-- start DATASET ENTRIES --

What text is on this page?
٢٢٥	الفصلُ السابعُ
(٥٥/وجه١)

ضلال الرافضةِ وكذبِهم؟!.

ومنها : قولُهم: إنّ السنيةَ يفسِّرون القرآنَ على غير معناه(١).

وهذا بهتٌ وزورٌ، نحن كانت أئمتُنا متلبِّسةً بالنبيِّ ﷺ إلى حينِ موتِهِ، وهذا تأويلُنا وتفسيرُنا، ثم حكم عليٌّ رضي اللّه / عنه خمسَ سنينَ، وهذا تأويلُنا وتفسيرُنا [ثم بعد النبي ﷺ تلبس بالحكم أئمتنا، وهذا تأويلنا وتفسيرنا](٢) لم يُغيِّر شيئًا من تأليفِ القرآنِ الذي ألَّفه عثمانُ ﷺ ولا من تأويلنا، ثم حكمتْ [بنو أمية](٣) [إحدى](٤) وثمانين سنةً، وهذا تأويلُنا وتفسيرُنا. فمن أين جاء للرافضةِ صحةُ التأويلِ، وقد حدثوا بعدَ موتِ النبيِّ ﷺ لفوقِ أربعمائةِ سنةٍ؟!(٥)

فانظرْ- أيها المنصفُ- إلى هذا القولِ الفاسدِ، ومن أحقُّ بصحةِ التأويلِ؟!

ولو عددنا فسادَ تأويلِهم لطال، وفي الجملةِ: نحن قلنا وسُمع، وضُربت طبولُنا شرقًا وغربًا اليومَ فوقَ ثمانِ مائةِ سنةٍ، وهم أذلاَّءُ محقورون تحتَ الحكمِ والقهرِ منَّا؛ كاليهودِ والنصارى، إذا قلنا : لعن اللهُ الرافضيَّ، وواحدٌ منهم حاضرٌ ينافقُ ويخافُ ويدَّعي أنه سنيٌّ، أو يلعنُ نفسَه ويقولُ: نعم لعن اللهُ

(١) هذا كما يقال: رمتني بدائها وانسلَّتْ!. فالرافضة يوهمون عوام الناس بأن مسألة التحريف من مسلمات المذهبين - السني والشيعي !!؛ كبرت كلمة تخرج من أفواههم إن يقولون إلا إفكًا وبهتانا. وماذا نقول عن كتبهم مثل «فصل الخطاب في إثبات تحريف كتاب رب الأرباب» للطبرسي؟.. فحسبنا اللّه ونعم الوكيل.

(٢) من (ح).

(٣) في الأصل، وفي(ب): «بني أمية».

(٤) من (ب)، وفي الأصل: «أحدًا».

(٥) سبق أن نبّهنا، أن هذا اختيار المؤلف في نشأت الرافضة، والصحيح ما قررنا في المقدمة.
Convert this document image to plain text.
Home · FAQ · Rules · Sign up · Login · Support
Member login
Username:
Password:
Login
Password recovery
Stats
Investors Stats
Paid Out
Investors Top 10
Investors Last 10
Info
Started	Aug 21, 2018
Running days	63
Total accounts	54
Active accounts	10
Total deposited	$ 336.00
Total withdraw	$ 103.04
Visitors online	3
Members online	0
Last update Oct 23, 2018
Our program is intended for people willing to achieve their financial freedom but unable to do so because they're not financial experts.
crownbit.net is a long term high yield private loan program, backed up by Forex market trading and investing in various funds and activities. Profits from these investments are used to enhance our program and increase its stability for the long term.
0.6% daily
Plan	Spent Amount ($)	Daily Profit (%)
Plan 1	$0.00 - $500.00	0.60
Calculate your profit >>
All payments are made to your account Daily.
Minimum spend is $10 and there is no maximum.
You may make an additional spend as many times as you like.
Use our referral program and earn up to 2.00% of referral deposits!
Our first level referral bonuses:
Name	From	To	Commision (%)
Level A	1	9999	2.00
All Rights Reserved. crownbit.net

-- end DATASET ENTRIES --
-- start DATASET ENTRIES --

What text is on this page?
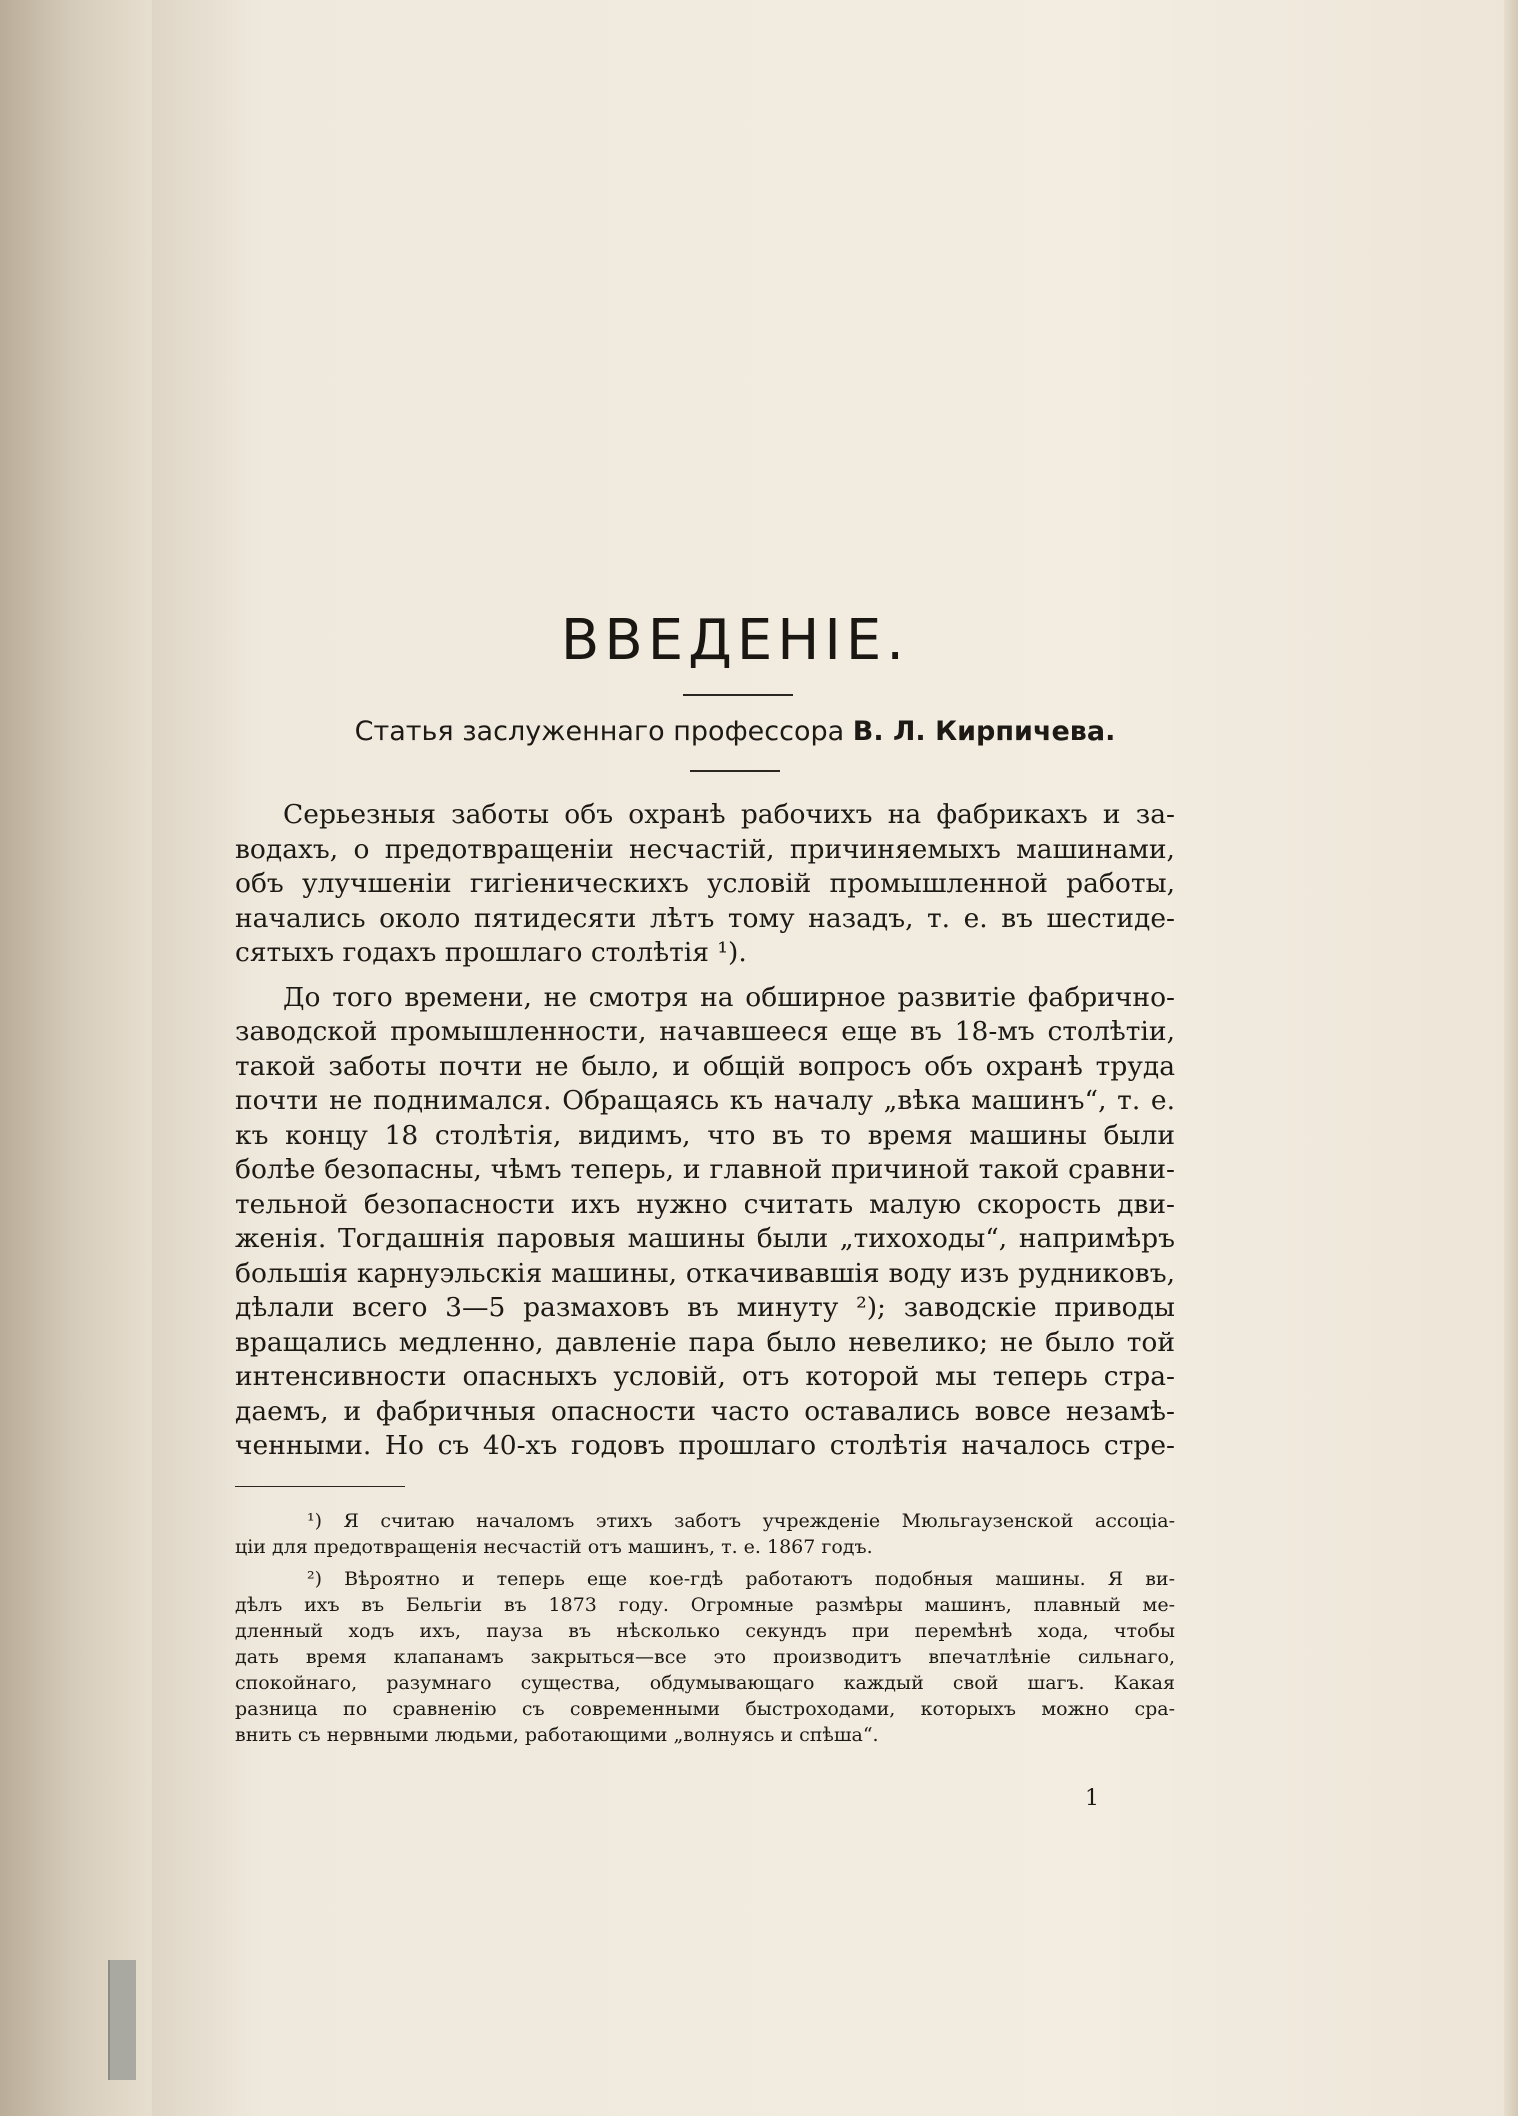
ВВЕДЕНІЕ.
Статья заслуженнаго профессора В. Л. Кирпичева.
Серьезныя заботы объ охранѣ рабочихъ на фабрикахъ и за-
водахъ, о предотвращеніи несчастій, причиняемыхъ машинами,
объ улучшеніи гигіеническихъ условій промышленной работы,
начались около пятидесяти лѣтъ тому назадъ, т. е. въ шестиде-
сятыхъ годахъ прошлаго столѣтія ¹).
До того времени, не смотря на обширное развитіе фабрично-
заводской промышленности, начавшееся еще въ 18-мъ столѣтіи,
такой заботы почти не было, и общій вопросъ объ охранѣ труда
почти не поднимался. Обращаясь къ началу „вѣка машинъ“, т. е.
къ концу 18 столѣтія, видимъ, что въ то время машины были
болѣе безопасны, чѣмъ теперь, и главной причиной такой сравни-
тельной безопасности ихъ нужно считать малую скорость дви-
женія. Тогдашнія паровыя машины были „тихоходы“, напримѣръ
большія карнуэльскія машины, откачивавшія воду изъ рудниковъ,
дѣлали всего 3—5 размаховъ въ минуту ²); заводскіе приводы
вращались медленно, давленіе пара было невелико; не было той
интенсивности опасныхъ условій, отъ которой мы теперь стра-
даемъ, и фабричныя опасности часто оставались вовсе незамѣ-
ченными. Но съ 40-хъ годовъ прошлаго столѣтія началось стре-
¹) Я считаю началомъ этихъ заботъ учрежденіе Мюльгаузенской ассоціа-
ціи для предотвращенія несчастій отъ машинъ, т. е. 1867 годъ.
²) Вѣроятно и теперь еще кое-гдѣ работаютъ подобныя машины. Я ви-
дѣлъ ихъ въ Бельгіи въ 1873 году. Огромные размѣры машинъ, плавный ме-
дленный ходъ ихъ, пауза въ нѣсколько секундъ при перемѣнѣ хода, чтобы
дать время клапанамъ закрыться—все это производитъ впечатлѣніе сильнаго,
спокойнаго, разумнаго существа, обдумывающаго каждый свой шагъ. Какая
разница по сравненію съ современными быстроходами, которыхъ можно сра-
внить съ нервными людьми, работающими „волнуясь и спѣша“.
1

-- end DATASET ENTRIES --

▶ YOUR TASK:
Check each line of the records for the word "прошлаго", and show the lines that contain it.

▶ OUTPUT OF THE TASK:
сятыхъ годахъ прошлаго столѣтія ¹).
ченными. Но съ 40-хъ годовъ прошлаго столѣтія началось стре-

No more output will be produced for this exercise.